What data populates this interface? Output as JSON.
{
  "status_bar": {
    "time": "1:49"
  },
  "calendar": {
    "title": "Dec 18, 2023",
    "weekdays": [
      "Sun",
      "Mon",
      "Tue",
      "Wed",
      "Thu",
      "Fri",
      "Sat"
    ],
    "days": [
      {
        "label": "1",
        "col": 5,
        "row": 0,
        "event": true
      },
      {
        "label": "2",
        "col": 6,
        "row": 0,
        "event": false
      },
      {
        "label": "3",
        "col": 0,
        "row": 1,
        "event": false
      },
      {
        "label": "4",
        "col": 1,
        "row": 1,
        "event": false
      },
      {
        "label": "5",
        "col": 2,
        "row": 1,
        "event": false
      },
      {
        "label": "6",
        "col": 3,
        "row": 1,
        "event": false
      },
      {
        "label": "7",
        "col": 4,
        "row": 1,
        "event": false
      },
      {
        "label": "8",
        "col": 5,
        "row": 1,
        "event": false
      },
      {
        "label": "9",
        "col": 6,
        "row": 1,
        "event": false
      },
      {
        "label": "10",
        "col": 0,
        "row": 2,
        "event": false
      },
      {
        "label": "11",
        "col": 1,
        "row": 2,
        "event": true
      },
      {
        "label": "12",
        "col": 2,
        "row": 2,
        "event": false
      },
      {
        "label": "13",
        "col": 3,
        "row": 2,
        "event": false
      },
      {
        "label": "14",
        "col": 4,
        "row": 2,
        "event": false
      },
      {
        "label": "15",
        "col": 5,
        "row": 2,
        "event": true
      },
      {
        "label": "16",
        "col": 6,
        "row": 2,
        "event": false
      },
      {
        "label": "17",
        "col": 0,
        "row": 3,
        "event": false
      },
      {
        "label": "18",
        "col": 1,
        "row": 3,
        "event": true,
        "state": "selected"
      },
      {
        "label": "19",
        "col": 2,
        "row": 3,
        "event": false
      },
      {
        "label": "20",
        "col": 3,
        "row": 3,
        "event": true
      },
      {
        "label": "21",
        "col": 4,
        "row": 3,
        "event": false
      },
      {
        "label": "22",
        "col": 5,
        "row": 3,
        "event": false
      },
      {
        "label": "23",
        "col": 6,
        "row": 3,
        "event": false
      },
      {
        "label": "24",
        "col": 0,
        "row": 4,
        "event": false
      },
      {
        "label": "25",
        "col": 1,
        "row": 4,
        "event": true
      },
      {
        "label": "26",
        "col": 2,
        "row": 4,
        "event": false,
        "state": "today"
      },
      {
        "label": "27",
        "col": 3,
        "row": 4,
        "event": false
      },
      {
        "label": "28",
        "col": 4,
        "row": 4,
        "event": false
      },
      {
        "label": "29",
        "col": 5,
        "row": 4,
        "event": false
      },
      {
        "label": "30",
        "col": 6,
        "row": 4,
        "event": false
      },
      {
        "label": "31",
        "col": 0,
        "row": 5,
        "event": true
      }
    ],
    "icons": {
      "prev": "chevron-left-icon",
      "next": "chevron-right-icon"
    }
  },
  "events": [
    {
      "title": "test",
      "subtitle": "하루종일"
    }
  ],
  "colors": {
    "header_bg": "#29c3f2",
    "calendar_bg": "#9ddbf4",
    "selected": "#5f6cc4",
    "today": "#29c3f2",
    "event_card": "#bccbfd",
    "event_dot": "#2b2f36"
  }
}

▬▬▬▬▬▬

Exercise aim: Using the data above, reproduce every line exactly.

Solution for this problem:
What data populates this interface? Output as JSON.
{
  "status_bar": {
    "time": "1:49"
  },
  "calendar": {
    "title": "Dec 18, 2023",
    "weekdays": [
      "Sun",
      "Mon",
      "Tue",
      "Wed",
      "Thu",
      "Fri",
      "Sat"
    ],
    "days": [
      {
        "label": "1",
        "col": 5,
        "row": 0,
        "event": true
      },
      {
        "label": "2",
        "col": 6,
        "row": 0,
        "event": false
      },
      {
        "label": "3",
        "col": 0,
        "row": 1,
        "event": false
      },
      {
        "label": "4",
        "col": 1,
        "row": 1,
        "event": false
      },
      {
        "label": "5",
        "col": 2,
        "row": 1,
        "event": false
      },
      {
        "label": "6",
        "col": 3,
        "row": 1,
        "event": false
      },
      {
        "label": "7",
        "col": 4,
        "row": 1,
        "event": false
      },
      {
        "label": "8",
        "col": 5,
        "row": 1,
        "event": false
      },
      {
        "label": "9",
        "col": 6,
        "row": 1,
        "event": false
      },
      {
        "label": "10",
        "col": 0,
        "row": 2,
        "event": false
      },
      {
        "label": "11",
        "col": 1,
        "row": 2,
        "event": true
      },
      {
        "label": "12",
        "col": 2,
        "row": 2,
        "event": false
      },
      {
        "label": "13",
        "col": 3,
        "row": 2,
        "event": false
      },
      {
        "label": "14",
        "col": 4,
        "row": 2,
        "event": false
      },
      {
        "label": "15",
        "col": 5,
        "row": 2,
        "event": true
      },
      {
        "label": "16",
        "col": 6,
        "row": 2,
        "event": false
      },
      {
        "label": "17",
        "col": 0,
        "row": 3,
        "event": false
      },
      {
        "label": "18",
        "col": 1,
        "row": 3,
        "event": true,
        "state": "selected"
      },
      {
        "label": "19",
        "col": 2,
        "row": 3,
        "event": false
      },
      {
        "label": "20",
        "col": 3,
        "row": 3,
        "event": true
      },
      {
        "label": "21",
        "col": 4,
        "row": 3,
        "event": false
      },
      {
        "label": "22",
        "col": 5,
        "row": 3,
        "event": false
      },
      {
        "label": "23",
        "col": 6,
        "row": 3,
        "event": false
      },
      {
        "label": "24",
        "col": 0,
        "row": 4,
        "event": false
      },
      {
        "label": "25",
        "col": 1,
        "row": 4,
        "event": true
      },
      {
        "label": "26",
        "col": 2,
        "row": 4,
        "event": false,
        "state": "today"
      },
      {
        "label": "27",
        "col": 3,
        "row": 4,
        "event": false
      },
      {
        "label": "28",
        "col": 4,
        "row": 4,
        "event": false
      },
      {
        "label": "29",
        "col": 5,
        "row": 4,
        "event": false
      },
      {
        "label": "30",
        "col": 6,
        "row": 4,
        "event": false
      },
      {
        "label": "31",
        "col": 0,
        "row": 5,
        "event": true
      }
    ],
    "icons": {
      "prev": "chevron-left-icon",
      "next": "chevron-right-icon"
    }
  },
  "events": [
    {
      "title": "test",
      "subtitle": "하루종일"
    }
  ],
  "colors": {
    "header_bg": "#29c3f2",
    "calendar_bg": "#9ddbf4",
    "selected": "#5f6cc4",
    "today": "#29c3f2",
    "event_card": "#bccbfd",
    "event_dot": "#2b2f36"
  }
}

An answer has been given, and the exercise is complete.